··· ENTRIES PROVIDED
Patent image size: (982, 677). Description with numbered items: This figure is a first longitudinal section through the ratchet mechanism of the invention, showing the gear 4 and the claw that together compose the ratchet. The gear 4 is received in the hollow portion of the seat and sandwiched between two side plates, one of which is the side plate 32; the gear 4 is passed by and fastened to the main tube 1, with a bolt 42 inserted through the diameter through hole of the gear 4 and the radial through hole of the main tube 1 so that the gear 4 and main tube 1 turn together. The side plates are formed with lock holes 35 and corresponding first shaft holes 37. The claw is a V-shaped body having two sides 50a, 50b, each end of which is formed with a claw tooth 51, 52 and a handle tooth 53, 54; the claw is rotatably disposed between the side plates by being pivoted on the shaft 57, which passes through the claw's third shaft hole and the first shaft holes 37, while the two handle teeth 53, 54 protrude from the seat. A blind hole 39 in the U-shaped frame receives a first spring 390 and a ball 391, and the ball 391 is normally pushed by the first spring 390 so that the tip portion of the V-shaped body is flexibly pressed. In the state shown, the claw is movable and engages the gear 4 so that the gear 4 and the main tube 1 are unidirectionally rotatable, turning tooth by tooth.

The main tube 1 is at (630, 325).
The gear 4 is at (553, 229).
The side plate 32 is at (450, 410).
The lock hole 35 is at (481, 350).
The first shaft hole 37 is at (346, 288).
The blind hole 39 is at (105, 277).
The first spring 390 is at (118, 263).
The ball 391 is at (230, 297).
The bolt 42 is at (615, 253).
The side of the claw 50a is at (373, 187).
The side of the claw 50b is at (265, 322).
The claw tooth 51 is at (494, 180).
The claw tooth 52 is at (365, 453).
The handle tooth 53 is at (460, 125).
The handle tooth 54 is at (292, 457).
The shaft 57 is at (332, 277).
······
··· ENTRIES PROVIDED
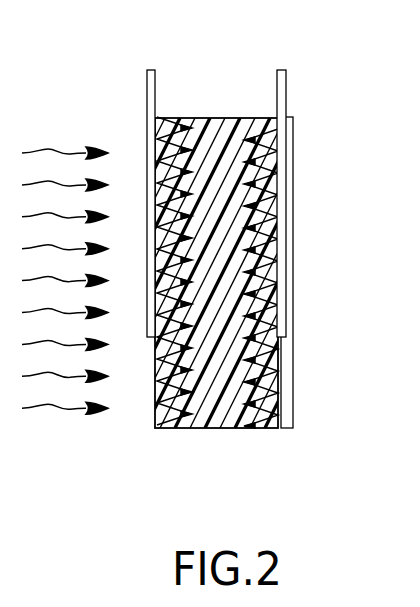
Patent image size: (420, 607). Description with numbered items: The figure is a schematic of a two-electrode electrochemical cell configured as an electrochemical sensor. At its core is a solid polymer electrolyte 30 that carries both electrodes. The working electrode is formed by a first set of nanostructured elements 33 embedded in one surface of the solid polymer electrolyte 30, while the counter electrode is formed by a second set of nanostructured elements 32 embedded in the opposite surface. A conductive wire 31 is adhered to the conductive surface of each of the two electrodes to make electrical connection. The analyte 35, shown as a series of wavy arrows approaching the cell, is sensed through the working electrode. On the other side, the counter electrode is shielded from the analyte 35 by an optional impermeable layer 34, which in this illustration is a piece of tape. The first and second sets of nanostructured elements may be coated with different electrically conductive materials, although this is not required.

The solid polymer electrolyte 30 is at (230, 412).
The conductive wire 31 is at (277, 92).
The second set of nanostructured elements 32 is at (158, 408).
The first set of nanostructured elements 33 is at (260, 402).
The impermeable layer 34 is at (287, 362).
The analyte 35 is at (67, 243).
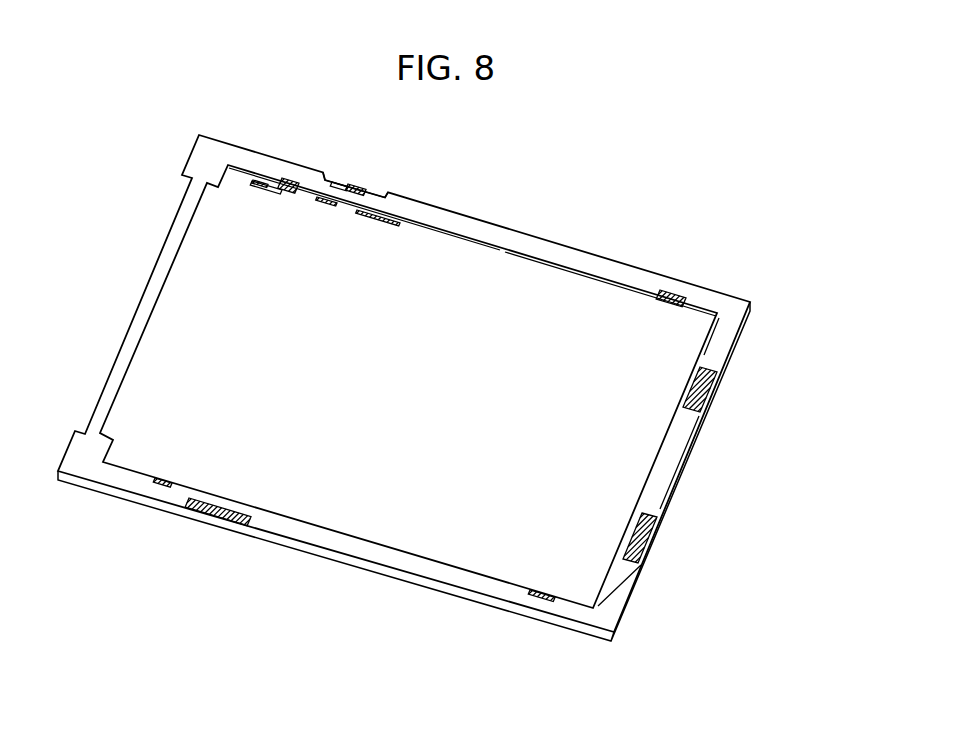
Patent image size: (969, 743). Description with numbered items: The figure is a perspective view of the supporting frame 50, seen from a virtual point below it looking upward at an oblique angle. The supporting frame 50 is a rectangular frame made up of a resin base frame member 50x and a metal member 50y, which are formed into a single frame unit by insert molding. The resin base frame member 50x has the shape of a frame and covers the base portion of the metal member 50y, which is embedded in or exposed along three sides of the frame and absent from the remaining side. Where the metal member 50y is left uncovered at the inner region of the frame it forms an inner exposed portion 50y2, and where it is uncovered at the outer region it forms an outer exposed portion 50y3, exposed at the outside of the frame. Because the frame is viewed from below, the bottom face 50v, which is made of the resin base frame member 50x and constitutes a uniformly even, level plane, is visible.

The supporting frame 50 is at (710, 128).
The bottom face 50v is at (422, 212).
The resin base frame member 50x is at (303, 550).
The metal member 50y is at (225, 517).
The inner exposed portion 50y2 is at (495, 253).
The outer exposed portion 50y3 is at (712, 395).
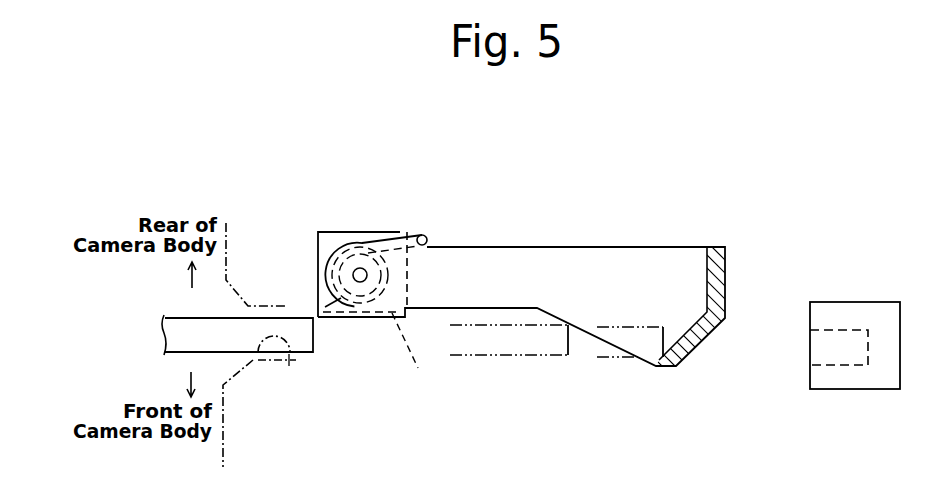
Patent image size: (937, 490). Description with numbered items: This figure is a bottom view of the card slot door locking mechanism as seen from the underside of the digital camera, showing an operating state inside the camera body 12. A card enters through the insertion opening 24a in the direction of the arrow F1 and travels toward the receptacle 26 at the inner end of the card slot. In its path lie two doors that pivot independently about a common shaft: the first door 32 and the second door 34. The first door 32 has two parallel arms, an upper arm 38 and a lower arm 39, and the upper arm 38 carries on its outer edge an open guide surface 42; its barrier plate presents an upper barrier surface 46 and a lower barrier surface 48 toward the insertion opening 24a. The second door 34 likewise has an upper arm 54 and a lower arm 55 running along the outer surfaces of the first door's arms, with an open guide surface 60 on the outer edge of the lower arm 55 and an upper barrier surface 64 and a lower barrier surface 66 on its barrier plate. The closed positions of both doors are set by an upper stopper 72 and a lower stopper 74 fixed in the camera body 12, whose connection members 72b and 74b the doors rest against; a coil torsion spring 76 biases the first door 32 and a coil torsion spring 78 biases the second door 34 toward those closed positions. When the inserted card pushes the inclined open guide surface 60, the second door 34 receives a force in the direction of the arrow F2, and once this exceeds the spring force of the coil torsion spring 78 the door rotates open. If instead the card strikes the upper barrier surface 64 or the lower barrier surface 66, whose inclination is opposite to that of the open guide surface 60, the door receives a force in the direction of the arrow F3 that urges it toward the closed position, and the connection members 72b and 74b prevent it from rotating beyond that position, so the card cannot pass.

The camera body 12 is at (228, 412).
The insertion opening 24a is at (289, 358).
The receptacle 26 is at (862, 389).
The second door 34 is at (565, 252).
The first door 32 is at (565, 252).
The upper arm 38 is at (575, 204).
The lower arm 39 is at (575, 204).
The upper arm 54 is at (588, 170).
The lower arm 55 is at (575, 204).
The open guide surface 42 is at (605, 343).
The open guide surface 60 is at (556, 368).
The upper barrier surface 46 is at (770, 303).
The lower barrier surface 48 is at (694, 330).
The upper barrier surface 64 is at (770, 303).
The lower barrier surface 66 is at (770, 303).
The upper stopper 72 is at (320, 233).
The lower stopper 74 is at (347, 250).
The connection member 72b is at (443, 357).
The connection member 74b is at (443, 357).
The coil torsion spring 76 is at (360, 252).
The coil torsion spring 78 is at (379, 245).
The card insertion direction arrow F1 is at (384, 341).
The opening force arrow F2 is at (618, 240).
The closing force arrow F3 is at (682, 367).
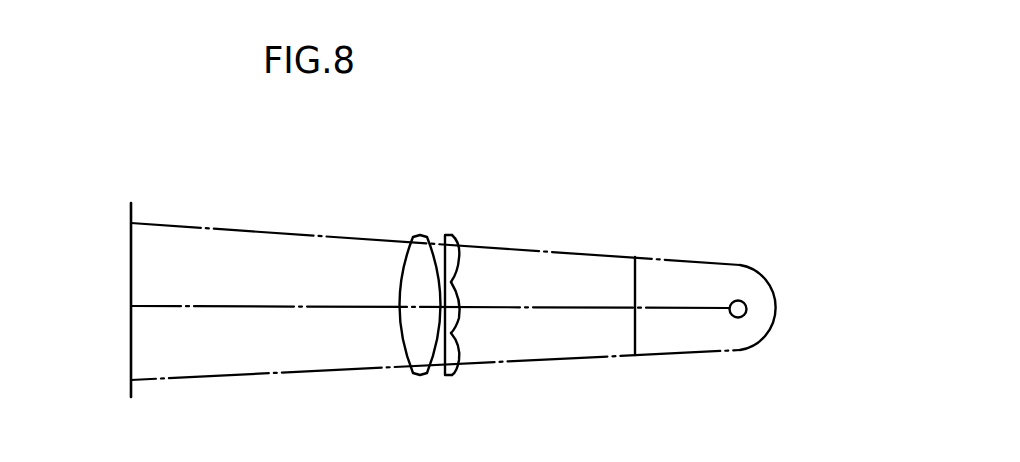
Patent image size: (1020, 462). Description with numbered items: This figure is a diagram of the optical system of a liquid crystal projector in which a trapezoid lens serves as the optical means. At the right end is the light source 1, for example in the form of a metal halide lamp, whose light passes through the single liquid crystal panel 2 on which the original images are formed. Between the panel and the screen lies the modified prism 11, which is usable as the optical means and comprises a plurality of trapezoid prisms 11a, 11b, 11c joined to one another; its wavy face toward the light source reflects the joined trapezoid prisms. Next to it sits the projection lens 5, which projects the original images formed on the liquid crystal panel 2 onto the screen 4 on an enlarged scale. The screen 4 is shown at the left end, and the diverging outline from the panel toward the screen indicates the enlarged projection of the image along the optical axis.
······
● WHAT YOU ARE ASKED TO DO: Reproduce the entries from the line containing "Patent image size: (982, 677)." through the line containing "The handle tooth 54 is at (292, 457).", substituting "lengthwise" for "longitudinal" and leaving everything else unchanged. Give only those lines.

● FINAL ANSWER:
Patent image size: (982, 677). Description with numbered items: This figure is a first lengthwise section through the ratchet mechanism of the invention, showing the gear 4 and the claw that together compose the ratchet. The gear 4 is received in the hollow portion of the seat and sandwiched between two side plates, one of which is the side plate 32; the gear 4 is passed by and fastened to the main tube 1, with a bolt 42 inserted through the diameter through hole of the gear 4 and the radial through hole of the main tube 1 so that the gear 4 and main tube 1 turn together. The side plates are formed with lock holes 35 and corresponding first shaft holes 37. The claw is a V-shaped body having two sides 50a, 50b, each end of which is formed with a claw tooth 51, 52 and a handle tooth 53, 54; the claw is rotatably disposed between the side plates by being pivoted on the shaft 57, which passes through the claw's third shaft hole and the first shaft holes 37, while the two handle teeth 53, 54 protrude from the seat. A blind hole 39 in the U-shaped frame receives a first spring 390 and a ball 391, and the ball 391 is normally pushed by the first spring 390 so that the tip portion of the V-shaped body is flexibly pressed. In the state shown, the claw is movable and engages the gear 4 so that the gear 4 and the main tube 1 are unidirectionally rotatable, turning tooth by tooth.

The main tube 1 is at (630, 325).
The gear 4 is at (553, 229).
The side plate 32 is at (450, 410).
The lock hole 35 is at (481, 350).
The first shaft hole 37 is at (346, 288).
The blind hole 39 is at (105, 277).
The first spring 390 is at (118, 263).
The ball 391 is at (230, 297).
The bolt 42 is at (615, 253).
The side of the claw 50a is at (373, 187).
The side of the claw 50b is at (265, 322).
The claw tooth 51 is at (494, 180).
The claw tooth 52 is at (365, 453).
The handle tooth 53 is at (460, 125).
The handle tooth 54 is at (292, 457).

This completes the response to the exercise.